THE INPUT ->
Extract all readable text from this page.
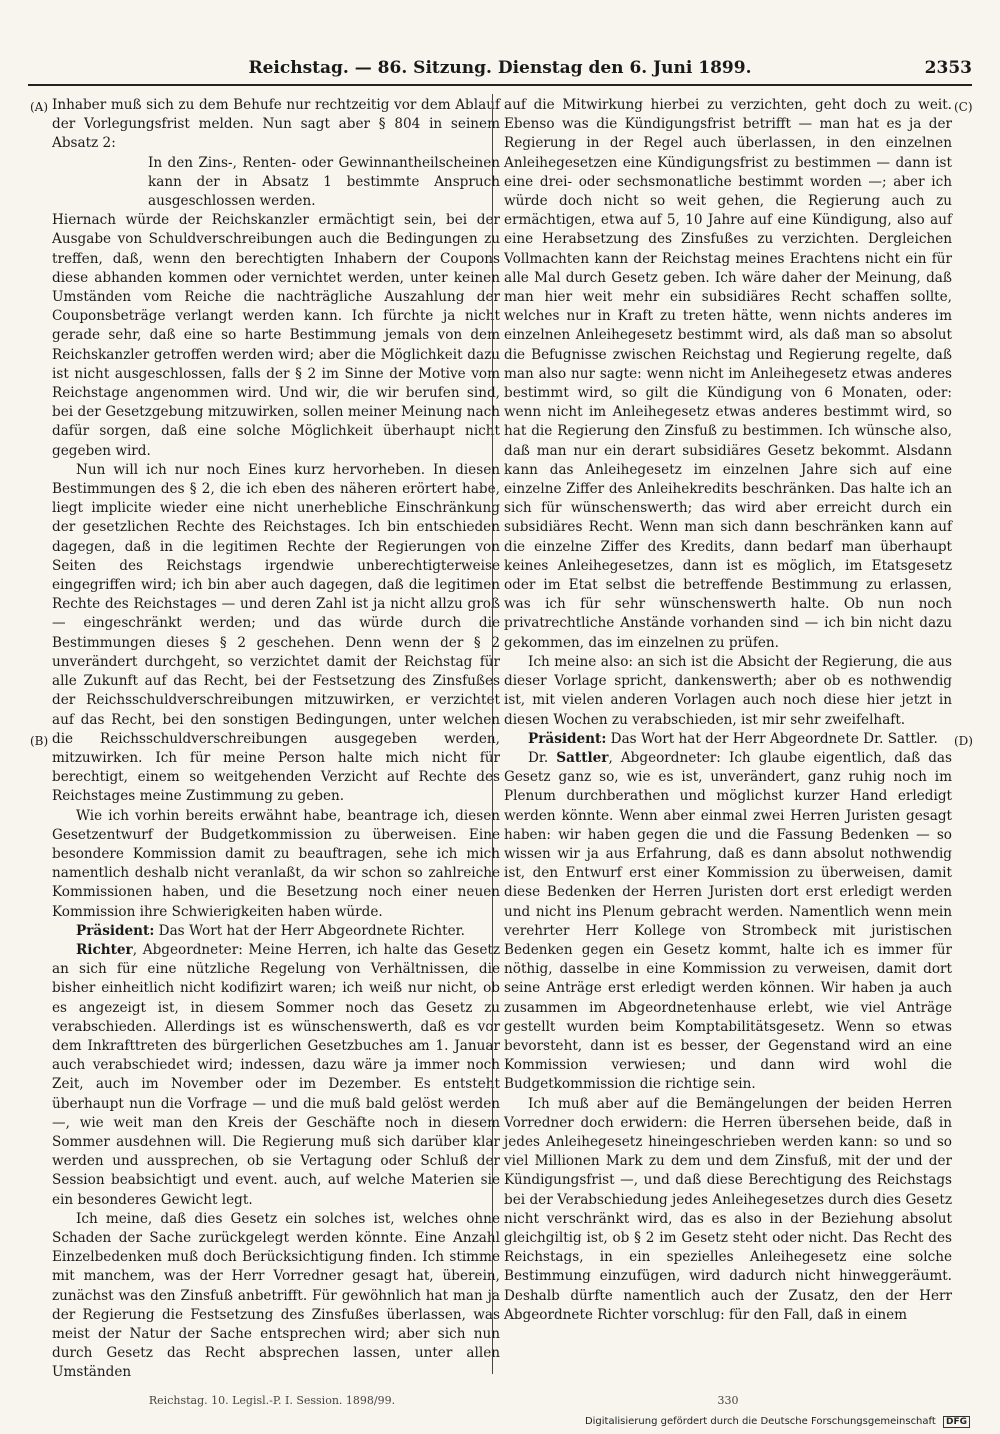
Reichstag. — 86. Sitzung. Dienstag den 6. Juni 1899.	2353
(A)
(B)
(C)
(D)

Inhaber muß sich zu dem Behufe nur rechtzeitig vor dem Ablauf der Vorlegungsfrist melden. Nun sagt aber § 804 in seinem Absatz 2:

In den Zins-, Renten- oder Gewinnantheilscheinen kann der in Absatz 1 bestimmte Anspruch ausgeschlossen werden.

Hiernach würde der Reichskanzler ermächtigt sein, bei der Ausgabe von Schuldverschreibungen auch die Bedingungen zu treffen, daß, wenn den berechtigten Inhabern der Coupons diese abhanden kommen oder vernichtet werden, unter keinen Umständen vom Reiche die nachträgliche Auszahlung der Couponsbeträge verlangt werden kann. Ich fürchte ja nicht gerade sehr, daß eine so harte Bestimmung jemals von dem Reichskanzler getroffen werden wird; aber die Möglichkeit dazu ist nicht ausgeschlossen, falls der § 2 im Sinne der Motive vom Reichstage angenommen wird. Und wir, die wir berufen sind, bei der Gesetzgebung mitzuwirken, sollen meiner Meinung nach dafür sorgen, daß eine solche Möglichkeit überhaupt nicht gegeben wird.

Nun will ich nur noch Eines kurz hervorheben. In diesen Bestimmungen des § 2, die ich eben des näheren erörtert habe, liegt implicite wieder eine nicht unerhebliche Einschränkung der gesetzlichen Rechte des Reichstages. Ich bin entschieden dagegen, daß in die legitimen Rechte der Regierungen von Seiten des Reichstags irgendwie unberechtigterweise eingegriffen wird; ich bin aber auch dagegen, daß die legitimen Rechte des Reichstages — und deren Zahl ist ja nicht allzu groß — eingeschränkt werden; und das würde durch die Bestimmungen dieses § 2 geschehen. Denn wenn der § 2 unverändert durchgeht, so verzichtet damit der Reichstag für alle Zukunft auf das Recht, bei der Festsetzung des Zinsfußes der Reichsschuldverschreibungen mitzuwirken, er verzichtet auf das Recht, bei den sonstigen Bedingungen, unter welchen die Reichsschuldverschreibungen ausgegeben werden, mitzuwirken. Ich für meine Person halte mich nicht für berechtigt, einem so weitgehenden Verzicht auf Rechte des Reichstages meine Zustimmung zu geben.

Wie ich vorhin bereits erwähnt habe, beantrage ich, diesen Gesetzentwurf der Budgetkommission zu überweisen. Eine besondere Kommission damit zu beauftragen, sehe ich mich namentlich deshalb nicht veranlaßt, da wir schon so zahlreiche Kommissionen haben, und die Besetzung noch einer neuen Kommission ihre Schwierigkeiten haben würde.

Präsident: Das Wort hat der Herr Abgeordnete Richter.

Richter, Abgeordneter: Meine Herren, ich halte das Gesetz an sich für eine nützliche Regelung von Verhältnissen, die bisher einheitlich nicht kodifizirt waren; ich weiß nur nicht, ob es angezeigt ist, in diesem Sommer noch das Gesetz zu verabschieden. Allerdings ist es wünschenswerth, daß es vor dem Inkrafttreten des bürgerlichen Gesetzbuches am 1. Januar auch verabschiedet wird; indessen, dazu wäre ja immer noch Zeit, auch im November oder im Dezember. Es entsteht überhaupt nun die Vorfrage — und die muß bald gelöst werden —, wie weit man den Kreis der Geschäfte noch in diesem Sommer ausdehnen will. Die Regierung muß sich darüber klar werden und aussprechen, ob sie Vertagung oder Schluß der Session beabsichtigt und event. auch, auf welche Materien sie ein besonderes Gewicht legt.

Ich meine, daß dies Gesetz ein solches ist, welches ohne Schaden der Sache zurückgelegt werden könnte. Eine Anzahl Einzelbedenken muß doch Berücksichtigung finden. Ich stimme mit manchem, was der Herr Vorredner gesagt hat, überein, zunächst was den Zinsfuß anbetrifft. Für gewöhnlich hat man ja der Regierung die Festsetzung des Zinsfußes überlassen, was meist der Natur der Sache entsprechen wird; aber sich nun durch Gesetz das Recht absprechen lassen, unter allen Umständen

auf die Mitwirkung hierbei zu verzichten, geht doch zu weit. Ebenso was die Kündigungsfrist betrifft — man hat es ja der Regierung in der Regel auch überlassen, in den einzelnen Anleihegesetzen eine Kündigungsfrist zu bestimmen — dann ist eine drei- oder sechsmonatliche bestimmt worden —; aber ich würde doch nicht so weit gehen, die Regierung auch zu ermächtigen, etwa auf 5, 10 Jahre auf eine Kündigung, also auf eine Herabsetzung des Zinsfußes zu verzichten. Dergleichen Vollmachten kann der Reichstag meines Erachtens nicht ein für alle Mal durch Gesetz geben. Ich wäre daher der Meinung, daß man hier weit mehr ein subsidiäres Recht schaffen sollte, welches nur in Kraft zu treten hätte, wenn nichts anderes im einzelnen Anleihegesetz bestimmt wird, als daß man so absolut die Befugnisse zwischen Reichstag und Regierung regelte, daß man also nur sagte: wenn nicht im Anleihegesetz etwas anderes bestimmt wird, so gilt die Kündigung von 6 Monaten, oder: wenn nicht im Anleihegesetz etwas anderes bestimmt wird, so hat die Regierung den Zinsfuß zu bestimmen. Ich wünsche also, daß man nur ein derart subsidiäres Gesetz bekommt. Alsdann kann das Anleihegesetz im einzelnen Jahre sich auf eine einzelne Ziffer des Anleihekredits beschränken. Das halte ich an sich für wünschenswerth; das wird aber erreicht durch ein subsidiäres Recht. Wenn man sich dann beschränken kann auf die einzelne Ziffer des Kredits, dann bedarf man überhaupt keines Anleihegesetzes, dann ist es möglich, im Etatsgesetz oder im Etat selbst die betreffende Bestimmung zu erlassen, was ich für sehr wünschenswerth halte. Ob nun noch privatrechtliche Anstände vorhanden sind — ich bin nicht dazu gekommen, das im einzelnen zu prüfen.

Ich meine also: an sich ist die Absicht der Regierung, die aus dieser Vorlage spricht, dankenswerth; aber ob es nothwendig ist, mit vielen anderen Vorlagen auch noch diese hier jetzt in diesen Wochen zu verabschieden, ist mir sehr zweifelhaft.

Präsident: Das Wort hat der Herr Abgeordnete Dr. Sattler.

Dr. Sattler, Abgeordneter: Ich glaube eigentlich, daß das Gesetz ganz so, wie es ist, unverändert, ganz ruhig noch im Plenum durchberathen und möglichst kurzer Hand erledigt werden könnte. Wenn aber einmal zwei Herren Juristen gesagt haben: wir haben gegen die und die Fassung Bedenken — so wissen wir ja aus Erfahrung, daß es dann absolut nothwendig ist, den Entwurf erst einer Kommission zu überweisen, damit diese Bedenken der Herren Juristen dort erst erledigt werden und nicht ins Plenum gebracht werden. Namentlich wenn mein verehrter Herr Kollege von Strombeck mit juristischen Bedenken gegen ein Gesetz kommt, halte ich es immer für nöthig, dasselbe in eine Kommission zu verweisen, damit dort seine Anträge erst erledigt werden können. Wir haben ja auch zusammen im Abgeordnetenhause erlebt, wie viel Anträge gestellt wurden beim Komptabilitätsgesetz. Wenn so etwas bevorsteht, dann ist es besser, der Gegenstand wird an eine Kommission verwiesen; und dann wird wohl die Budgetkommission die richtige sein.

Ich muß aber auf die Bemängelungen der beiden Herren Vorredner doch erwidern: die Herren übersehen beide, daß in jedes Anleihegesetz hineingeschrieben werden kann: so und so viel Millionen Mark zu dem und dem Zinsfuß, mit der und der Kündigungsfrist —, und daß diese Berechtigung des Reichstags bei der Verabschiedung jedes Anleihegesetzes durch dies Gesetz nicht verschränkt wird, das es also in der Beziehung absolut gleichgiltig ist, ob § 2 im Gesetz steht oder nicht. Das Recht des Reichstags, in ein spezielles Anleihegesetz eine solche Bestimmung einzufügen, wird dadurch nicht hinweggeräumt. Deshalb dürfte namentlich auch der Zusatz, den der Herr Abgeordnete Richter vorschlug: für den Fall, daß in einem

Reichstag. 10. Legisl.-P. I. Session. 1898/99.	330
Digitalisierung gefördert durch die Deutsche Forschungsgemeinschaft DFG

==

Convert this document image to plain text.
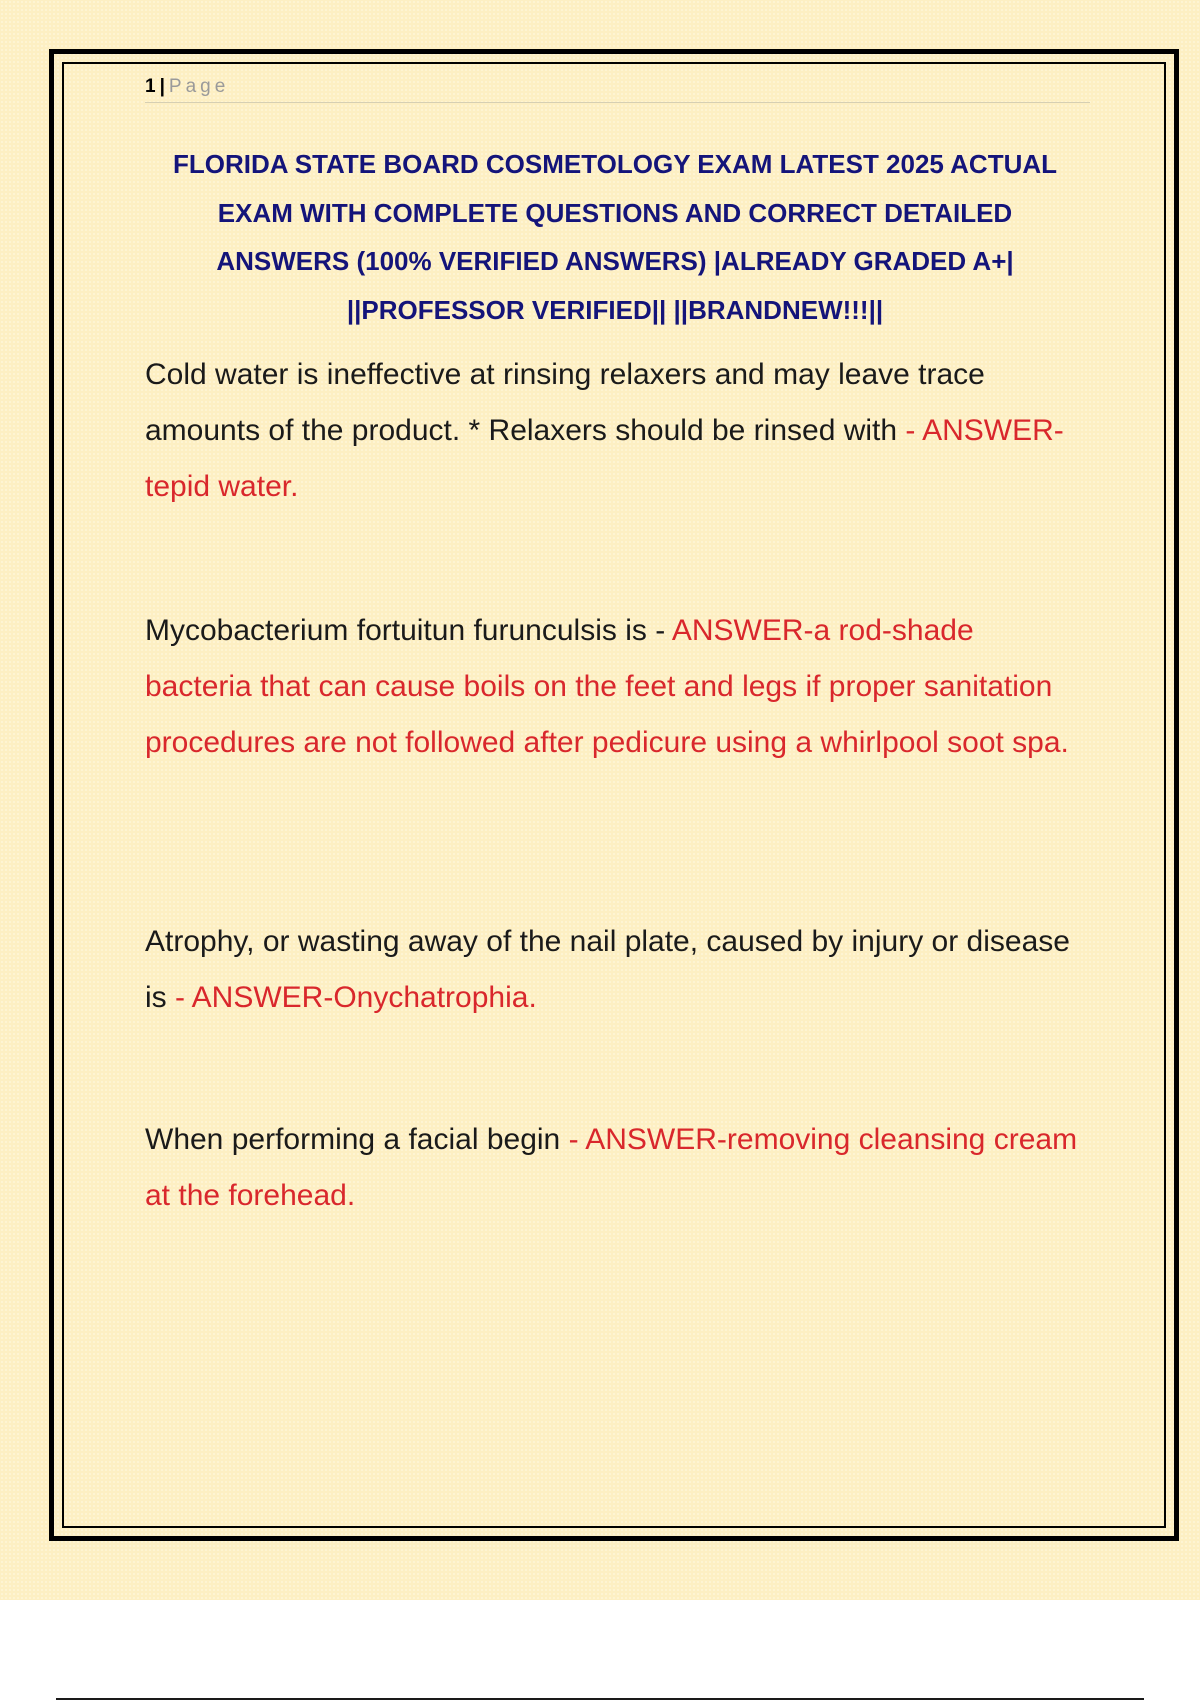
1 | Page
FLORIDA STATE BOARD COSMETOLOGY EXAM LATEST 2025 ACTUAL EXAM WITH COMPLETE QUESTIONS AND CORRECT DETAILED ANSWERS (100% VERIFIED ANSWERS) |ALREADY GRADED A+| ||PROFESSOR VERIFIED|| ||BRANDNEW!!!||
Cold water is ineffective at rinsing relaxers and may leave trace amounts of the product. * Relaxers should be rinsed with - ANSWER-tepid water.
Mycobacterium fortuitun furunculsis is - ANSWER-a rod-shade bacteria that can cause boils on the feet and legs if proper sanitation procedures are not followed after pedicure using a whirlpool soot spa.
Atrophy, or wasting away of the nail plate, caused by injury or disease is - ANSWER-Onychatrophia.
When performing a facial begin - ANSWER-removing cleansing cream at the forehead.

ASSIGNED TASK ->
Every line above that carries the string "Sattler" should be copied.

EXERCISE RESPONSE ->
Präsident: Das Wort hat der Herr Abgeordnete Dr. Sattler.
Dr. Sattler, Abgeordneter: Ich glaube eigentlich, daß das Gesetz ganz so, wie es ist, unverändert, ganz ruhig noch im Plenum durchberathen und möglichst kurzer Hand erledigt werden könnte. Wenn aber einmal zwei Herren Juristen gesagt haben: wir haben gegen die und die Fassung Bedenken — so wissen wir ja aus Erfahrung, daß es dann absolut nothwendig ist, den Entwurf erst einer Kommission zu überweisen, damit diese Bedenken der Herren Juristen dort erst erledigt werden und nicht ins Plenum gebracht werden. Namentlich wenn mein verehrter Herr Kollege von Strombeck mit juristischen Bedenken gegen ein Gesetz kommt, halte ich es immer für nöthig, dasselbe in eine Kommission zu verweisen, damit dort seine Anträge erst erledigt werden können. Wir haben ja auch zusammen im Abgeordnetenhause erlebt, wie viel Anträge gestellt wurden beim Komptabilitätsgesetz. Wenn so etwas bevorsteht, dann ist es besser, der Gegenstand wird an eine Kommission verwiesen; und dann wird wohl die Budgetkommission die richtige sein.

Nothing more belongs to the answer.